Requirements: Copy out all lines of the records in which the word "Alexandra" appears.

Input rows:
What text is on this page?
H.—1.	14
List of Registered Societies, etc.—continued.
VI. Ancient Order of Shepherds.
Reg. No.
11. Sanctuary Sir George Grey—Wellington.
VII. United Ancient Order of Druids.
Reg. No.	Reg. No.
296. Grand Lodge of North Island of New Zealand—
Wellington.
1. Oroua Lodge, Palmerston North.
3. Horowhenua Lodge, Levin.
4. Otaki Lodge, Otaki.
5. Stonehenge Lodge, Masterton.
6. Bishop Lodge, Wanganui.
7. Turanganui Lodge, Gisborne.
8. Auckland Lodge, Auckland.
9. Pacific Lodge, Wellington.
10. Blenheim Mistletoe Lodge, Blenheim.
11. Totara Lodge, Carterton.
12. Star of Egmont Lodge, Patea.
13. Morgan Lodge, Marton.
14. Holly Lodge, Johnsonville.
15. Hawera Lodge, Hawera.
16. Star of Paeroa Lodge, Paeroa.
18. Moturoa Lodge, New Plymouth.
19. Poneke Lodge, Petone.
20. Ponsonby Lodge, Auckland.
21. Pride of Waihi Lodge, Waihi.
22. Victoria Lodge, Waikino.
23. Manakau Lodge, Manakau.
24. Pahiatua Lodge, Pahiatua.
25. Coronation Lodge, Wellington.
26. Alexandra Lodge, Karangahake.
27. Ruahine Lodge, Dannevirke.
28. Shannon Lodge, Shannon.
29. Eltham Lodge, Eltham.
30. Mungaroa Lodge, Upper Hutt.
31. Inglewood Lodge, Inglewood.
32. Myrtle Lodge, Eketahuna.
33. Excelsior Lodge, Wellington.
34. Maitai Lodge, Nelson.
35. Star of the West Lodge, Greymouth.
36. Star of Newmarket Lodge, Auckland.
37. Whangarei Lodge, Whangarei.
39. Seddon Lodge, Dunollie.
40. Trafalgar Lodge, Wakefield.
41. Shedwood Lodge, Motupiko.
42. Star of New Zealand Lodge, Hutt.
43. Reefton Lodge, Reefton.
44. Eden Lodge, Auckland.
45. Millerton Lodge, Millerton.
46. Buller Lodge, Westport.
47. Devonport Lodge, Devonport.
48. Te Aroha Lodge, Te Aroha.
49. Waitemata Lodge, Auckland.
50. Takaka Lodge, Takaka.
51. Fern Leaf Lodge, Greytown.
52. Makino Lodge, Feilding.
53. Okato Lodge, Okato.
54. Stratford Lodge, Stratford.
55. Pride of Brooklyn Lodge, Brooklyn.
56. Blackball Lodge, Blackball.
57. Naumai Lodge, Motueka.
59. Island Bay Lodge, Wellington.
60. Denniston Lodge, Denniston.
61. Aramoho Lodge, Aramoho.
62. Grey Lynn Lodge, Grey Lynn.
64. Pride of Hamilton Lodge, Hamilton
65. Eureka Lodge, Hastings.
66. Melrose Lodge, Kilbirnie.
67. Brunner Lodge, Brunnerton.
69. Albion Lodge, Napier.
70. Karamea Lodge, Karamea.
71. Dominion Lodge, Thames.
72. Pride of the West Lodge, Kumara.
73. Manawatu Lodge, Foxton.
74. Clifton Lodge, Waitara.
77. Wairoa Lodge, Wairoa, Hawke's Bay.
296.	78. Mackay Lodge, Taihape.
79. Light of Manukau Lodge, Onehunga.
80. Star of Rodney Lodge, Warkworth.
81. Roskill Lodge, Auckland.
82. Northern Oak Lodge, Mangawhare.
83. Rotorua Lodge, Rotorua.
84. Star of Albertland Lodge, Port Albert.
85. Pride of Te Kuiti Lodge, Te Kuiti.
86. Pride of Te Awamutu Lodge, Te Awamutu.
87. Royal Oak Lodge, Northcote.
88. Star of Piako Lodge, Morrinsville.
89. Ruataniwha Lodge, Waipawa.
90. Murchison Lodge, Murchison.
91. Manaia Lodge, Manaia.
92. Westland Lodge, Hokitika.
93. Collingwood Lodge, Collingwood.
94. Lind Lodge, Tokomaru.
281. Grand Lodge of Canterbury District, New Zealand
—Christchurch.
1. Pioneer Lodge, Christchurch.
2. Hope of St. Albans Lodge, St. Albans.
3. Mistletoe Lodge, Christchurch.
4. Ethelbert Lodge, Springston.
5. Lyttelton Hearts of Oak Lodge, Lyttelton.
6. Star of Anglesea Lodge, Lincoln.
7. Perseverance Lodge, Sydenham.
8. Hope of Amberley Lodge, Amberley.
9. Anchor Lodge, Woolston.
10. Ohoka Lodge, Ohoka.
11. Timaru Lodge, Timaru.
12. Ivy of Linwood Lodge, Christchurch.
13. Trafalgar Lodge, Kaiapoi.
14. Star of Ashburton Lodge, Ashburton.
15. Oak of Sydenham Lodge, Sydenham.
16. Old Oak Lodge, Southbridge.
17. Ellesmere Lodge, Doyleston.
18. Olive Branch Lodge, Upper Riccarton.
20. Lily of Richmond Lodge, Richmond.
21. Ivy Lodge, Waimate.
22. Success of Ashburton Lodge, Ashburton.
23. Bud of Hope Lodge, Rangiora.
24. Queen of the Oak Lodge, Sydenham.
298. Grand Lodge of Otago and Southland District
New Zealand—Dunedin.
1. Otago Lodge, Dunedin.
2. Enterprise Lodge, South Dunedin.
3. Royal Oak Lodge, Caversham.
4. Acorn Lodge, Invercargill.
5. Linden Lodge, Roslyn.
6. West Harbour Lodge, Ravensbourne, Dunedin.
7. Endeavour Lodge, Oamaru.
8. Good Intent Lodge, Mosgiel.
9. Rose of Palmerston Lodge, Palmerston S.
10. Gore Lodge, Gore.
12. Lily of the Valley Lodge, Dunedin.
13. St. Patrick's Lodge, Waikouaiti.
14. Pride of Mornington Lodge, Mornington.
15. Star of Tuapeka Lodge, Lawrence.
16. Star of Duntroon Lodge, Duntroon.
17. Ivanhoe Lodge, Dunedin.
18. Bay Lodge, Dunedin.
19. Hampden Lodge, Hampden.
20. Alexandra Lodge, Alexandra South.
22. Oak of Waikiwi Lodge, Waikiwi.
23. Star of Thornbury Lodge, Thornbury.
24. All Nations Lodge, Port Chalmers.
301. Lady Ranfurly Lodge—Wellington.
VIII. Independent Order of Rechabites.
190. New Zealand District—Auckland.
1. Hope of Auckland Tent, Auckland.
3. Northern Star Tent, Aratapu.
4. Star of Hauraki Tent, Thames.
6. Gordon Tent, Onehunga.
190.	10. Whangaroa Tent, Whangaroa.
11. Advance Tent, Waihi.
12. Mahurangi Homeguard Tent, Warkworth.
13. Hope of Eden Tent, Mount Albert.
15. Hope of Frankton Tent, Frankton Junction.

Full answer:
26. Alexandra Lodge, Karangahake.
20. Alexandra Lodge, Alexandra South.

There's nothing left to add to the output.